# start of GIVEN DATA

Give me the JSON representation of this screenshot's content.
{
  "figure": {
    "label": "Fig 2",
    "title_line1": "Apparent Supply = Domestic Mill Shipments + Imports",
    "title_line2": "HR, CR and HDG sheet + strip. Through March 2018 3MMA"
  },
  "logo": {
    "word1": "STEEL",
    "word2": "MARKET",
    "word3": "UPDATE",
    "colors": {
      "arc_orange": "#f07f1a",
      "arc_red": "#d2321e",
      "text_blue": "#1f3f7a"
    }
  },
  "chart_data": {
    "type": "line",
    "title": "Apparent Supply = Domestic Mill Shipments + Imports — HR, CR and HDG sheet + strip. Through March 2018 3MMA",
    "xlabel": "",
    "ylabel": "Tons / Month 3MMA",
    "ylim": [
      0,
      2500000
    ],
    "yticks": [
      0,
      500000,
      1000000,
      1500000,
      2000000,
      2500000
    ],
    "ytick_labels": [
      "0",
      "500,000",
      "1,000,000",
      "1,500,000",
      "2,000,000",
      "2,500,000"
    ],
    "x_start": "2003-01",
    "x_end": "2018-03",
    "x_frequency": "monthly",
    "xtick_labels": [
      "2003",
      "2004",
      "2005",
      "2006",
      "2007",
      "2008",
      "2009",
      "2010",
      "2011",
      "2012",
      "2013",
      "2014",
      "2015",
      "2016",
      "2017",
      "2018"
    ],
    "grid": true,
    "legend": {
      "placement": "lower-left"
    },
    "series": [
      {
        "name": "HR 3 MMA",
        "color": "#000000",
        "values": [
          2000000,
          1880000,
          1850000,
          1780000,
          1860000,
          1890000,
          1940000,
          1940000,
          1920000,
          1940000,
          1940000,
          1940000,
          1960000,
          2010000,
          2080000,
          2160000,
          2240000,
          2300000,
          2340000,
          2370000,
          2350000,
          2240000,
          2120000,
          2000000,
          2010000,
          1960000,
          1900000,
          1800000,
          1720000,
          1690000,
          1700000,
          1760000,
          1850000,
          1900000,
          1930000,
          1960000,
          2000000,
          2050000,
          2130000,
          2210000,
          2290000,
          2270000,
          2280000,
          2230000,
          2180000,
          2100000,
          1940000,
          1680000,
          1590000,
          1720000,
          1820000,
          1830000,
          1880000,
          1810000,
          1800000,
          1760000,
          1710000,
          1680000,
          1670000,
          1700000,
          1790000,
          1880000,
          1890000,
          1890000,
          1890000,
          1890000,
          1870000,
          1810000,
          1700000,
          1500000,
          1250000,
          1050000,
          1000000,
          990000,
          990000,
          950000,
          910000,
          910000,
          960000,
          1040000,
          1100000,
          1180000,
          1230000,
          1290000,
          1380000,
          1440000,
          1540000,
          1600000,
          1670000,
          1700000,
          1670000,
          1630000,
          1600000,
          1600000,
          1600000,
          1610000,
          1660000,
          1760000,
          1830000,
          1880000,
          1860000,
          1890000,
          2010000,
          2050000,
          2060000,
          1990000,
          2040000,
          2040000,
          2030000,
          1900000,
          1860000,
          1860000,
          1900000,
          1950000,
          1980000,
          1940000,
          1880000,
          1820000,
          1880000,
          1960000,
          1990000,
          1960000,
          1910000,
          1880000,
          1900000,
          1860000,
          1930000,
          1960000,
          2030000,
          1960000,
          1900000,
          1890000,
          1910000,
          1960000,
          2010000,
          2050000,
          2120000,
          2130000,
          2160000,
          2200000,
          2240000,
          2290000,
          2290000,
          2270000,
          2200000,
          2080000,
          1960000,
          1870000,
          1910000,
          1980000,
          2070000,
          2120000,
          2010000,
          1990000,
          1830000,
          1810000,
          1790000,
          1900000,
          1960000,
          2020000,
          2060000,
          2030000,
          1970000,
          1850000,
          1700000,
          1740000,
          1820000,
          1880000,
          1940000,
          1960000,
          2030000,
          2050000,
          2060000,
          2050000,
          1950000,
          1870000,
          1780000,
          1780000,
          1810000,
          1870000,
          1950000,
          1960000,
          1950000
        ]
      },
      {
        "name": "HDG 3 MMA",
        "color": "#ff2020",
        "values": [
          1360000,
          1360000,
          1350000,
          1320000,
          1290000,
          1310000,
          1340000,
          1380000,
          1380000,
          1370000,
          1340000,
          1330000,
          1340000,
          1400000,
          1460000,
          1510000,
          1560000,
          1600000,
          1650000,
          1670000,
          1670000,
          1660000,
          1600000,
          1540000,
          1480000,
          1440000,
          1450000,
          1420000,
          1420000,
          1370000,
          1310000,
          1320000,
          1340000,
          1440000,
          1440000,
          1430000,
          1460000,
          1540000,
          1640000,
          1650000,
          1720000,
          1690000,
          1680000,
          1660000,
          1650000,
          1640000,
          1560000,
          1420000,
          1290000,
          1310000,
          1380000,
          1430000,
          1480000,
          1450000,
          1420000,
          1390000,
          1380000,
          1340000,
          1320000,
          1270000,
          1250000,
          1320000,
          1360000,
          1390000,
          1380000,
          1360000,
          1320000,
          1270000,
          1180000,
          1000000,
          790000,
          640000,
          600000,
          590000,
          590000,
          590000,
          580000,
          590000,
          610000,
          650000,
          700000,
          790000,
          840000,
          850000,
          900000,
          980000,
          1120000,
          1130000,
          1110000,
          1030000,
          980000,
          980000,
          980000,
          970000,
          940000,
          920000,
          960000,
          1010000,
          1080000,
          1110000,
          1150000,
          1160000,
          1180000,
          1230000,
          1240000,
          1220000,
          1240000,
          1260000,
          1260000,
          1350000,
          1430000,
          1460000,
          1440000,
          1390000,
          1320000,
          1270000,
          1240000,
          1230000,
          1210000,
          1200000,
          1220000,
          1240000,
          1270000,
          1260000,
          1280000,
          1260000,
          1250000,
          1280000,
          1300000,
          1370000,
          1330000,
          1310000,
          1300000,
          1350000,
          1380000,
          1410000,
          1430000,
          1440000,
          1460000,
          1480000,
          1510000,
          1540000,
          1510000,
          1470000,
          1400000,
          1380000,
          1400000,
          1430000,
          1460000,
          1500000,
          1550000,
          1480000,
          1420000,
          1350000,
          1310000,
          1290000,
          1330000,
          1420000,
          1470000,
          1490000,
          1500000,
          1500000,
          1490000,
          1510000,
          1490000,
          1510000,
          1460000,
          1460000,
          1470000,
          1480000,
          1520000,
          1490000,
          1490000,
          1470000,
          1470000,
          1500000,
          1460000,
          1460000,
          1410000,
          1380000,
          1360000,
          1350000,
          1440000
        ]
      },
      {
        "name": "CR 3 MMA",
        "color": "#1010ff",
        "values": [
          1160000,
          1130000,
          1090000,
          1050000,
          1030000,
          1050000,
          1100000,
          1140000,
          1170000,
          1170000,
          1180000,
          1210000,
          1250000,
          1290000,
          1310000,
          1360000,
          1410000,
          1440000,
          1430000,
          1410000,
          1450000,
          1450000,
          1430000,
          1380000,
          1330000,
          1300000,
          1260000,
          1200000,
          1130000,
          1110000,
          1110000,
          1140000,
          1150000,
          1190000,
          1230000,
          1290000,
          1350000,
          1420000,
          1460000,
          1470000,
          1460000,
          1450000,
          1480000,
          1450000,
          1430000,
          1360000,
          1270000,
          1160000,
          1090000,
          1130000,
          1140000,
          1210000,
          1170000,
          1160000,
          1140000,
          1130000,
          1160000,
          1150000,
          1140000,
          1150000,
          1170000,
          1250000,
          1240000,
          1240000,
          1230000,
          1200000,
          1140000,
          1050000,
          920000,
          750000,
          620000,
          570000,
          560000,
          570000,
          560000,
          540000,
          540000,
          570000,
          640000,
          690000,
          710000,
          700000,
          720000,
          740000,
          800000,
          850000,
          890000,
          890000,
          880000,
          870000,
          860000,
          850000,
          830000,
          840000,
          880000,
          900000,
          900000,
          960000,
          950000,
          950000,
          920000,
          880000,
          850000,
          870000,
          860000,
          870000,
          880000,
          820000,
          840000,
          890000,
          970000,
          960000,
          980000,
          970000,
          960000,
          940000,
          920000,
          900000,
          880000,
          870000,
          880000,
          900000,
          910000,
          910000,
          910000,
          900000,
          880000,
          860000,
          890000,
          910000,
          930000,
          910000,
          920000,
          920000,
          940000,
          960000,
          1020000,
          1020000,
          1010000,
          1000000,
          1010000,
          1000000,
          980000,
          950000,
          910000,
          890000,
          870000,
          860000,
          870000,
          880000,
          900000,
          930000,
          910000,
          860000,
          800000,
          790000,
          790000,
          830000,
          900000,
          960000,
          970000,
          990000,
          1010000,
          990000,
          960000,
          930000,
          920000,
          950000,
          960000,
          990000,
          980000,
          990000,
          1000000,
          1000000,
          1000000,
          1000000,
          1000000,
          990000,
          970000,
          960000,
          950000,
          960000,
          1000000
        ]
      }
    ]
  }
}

# end of GIVEN DATA

INSTRUCTION
Show every line in the entries where the string "Mill" occurs.

FINISHED EXERCISE
    "title_line1": "Apparent Supply = Domestic Mill Shipments + Imports",
    "title": "Apparent Supply = Domestic Mill Shipments + Imports — HR, CR and HDG sheet + strip. Through March 2018 3MMA",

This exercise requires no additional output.